(Extracted records)
..........

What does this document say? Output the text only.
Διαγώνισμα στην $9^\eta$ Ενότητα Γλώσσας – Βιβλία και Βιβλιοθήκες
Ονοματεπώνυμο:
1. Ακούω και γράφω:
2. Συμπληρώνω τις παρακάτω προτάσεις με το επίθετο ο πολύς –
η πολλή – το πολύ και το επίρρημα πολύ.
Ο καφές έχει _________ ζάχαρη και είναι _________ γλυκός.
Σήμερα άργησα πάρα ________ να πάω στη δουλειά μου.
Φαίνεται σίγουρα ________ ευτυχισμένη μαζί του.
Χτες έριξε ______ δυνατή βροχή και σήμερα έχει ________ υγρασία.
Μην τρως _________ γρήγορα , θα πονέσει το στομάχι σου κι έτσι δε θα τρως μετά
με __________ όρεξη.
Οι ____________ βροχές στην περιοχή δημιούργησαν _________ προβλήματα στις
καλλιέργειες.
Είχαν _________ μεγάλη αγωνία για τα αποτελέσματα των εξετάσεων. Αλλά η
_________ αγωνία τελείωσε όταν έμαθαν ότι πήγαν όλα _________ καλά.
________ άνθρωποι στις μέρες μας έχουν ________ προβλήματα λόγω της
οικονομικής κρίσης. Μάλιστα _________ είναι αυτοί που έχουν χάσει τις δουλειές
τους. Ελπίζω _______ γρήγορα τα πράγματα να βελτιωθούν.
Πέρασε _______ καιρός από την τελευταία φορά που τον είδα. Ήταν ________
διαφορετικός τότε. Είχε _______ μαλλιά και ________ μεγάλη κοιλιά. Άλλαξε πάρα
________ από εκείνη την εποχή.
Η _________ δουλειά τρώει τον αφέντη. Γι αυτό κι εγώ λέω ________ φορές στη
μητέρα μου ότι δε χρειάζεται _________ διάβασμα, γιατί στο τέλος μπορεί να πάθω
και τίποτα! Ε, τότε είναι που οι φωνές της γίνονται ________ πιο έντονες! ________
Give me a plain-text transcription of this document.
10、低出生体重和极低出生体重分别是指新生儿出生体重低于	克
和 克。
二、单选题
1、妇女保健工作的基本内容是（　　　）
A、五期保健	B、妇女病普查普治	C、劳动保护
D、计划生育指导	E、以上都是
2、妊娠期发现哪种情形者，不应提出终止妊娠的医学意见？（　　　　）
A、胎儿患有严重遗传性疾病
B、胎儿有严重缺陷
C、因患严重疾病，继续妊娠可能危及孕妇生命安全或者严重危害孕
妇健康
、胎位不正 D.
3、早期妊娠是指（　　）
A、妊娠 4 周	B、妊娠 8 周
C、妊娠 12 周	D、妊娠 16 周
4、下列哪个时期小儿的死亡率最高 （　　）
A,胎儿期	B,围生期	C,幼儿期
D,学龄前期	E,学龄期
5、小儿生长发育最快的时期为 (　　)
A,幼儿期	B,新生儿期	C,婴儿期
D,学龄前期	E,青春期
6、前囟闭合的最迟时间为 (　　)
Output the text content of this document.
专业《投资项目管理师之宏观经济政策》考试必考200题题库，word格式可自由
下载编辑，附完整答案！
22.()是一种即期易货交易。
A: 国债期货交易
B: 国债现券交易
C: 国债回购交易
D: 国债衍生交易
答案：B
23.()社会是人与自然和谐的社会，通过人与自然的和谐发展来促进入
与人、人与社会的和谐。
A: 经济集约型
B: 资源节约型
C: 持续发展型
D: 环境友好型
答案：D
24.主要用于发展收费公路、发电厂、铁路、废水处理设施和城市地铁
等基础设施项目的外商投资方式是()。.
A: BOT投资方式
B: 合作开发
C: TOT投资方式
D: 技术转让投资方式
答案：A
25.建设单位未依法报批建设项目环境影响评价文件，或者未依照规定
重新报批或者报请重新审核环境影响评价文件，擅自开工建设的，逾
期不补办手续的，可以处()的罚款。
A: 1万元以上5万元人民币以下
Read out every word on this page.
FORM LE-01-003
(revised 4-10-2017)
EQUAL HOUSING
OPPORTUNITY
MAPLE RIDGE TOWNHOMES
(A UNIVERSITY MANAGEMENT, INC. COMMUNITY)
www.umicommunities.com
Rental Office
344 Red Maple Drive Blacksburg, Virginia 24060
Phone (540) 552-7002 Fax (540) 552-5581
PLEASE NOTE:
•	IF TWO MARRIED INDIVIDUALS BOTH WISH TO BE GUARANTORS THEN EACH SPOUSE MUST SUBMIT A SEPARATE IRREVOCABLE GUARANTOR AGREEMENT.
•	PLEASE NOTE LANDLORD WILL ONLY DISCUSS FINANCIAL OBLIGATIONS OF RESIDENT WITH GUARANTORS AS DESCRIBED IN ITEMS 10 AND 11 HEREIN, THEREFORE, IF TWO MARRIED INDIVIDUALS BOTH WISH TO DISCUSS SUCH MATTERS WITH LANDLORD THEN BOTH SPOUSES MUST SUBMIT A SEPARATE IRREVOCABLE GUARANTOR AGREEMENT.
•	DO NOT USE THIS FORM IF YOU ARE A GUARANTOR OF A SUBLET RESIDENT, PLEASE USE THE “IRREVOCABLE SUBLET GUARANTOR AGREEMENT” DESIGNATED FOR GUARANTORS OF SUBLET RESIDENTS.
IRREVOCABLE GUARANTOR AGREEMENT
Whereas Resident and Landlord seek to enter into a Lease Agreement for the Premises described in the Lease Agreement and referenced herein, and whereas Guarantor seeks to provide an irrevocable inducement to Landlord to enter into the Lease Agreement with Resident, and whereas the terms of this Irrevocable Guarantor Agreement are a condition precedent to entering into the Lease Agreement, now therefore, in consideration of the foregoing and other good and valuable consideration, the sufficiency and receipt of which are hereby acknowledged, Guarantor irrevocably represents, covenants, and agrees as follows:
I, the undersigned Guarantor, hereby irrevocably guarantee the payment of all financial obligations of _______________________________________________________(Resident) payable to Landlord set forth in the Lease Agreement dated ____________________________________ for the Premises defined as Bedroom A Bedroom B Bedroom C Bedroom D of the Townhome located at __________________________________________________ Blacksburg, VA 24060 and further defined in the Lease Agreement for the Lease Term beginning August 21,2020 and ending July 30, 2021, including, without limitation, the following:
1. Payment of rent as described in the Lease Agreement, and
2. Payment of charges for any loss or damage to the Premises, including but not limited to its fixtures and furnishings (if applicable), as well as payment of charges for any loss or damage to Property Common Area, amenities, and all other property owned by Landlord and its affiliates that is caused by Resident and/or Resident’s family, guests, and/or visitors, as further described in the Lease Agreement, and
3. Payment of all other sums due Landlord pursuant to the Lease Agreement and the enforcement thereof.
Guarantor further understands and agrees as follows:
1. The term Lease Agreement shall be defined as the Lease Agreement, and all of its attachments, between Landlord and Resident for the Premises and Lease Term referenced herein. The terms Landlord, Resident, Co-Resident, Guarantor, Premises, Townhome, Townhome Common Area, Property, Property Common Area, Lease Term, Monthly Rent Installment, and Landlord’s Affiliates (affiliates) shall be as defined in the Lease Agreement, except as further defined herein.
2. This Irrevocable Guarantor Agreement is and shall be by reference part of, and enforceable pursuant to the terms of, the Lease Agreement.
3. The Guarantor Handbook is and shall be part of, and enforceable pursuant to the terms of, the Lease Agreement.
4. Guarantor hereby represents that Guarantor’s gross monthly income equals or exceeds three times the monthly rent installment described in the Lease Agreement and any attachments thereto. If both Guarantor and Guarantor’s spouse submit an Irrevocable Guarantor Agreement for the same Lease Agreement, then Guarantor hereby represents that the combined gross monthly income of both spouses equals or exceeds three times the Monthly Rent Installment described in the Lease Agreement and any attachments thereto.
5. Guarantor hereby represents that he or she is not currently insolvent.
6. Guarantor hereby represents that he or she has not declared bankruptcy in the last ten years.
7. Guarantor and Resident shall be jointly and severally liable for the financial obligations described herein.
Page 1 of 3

..........

### Exercise objective
Using the data above, copy each line that contains "στις".

### Solution for this problem
Οι ____________ βροχές στην περιοχή δημιούργησαν _________ προβλήματα στις
________ άνθρωποι στις μέρες μας έχουν ________ προβλήματα λόγω της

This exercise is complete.